* **SHORT PROBLEM**: Wherever the word "series" appears in a line, extract that line.

==== ENTRIES SUPPLIED ====

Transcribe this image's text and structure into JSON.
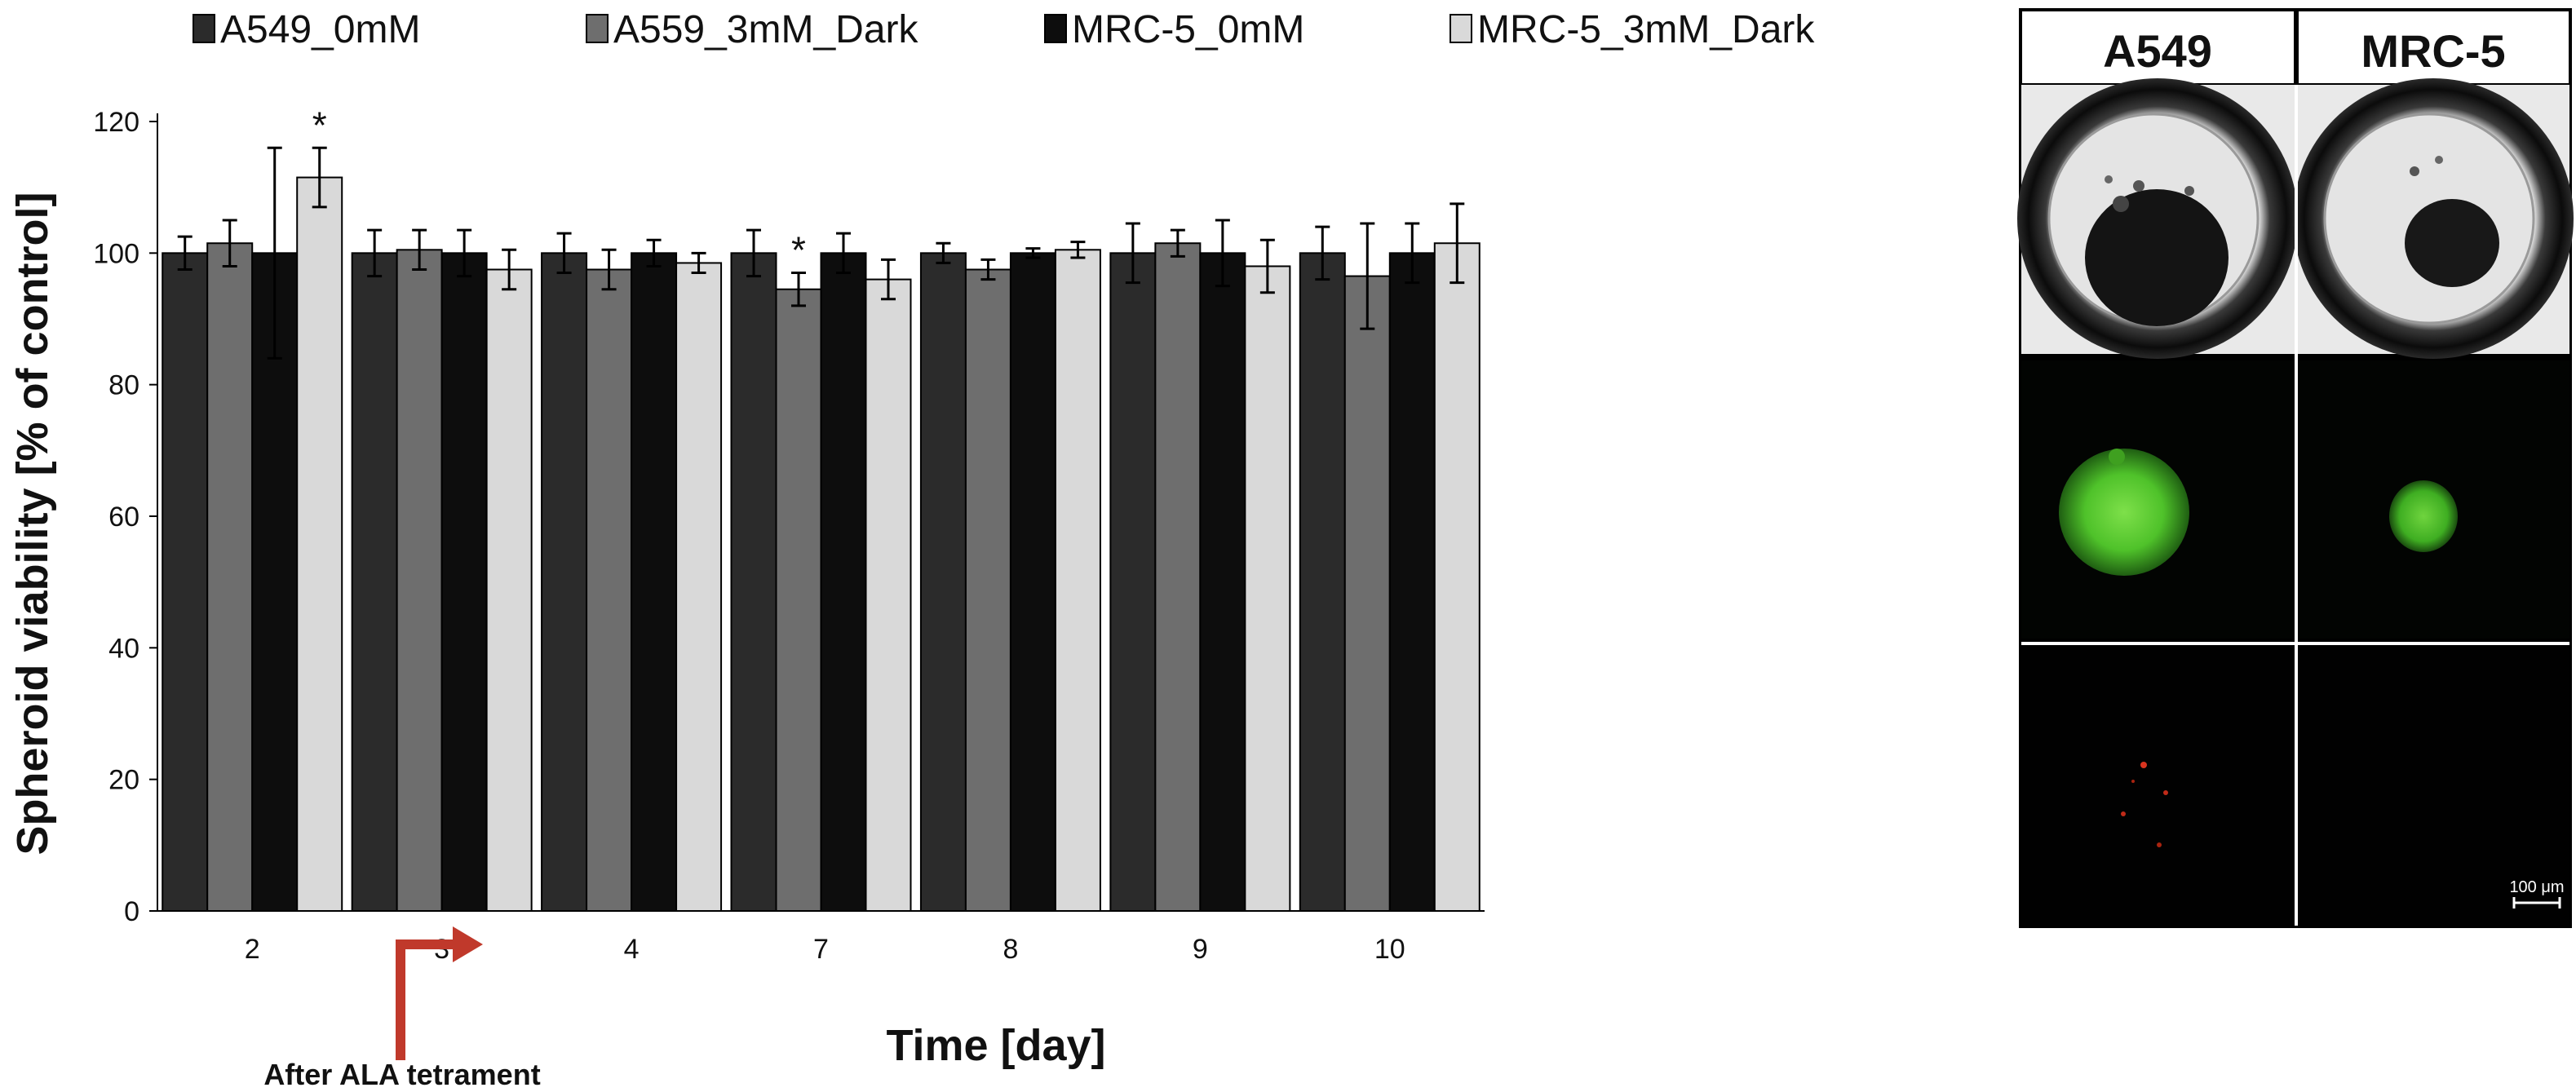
{
  "chart_data": {
    "type": "bar",
    "title": "",
    "xlabel": "Time [day]",
    "ylabel": "Spheroid viability [% of control]",
    "ylim": [
      0,
      120
    ],
    "yticks": [
      "0",
      "20",
      "40",
      "60",
      "80",
      "100",
      "120"
    ],
    "categories": [
      "2",
      "3",
      "4",
      "7",
      "8",
      "9",
      "10"
    ],
    "legend_position": "top",
    "series": [
      {
        "name": "A549_0mM",
        "color": "#2b2b2b",
        "values": [
          100,
          100,
          100,
          100,
          100,
          100,
          100
        ],
        "errors": [
          2.5,
          3.5,
          3,
          3.5,
          1.5,
          4.5,
          4
        ]
      },
      {
        "name": "A559_3mM_Dark",
        "color": "#6e6e6e",
        "values": [
          101.5,
          100.5,
          97.5,
          94.5,
          97.5,
          101.5,
          96.5
        ],
        "errors": [
          3.5,
          3,
          3,
          2.5,
          1.5,
          2,
          8
        ]
      },
      {
        "name": "MRC-5_0mM",
        "color": "#0d0d0d",
        "values": [
          100,
          100,
          100,
          100,
          100,
          100,
          100
        ],
        "errors": [
          16,
          3.5,
          2,
          3,
          0.7,
          5,
          4.5
        ]
      },
      {
        "name": "MRC-5_3mM_Dark",
        "color": "#d9d9d9",
        "values": [
          111.5,
          97.5,
          98.5,
          96,
          100.5,
          98,
          101.5
        ],
        "errors": [
          4.5,
          3,
          1.5,
          3,
          1.2,
          4,
          6
        ]
      }
    ],
    "significance": [
      {
        "category": "2",
        "series": "MRC-5_3mM_Dark",
        "mark": "*"
      },
      {
        "category": "7",
        "series": "A559_3mM_Dark",
        "mark": "*"
      }
    ],
    "annotation": {
      "text": "After ALA tetrament",
      "points_to_category": "3"
    }
  },
  "image_panel": {
    "columns": [
      "A549",
      "MRC-5"
    ],
    "scale_bar": "100 μm",
    "rows": [
      "brightfield",
      "green-fluorescence",
      "red-fluorescence"
    ]
  }
}
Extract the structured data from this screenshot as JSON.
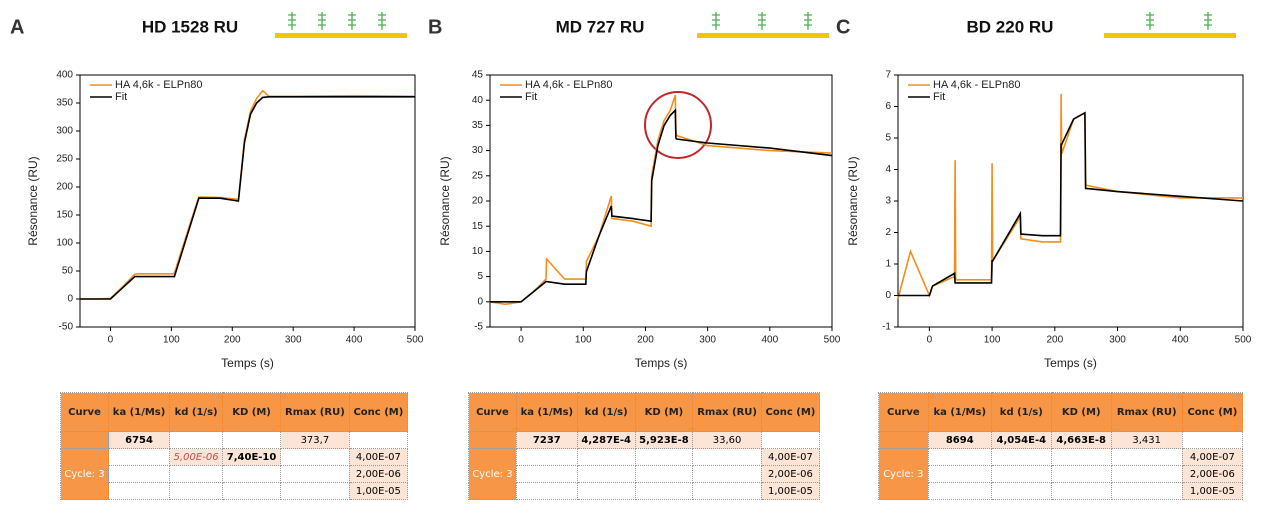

====

* **FINISHED ANSWER**:
    "series": [
        "series": "MRC-5_3mM_Dark",
        "series": "A559_3mM_Dark",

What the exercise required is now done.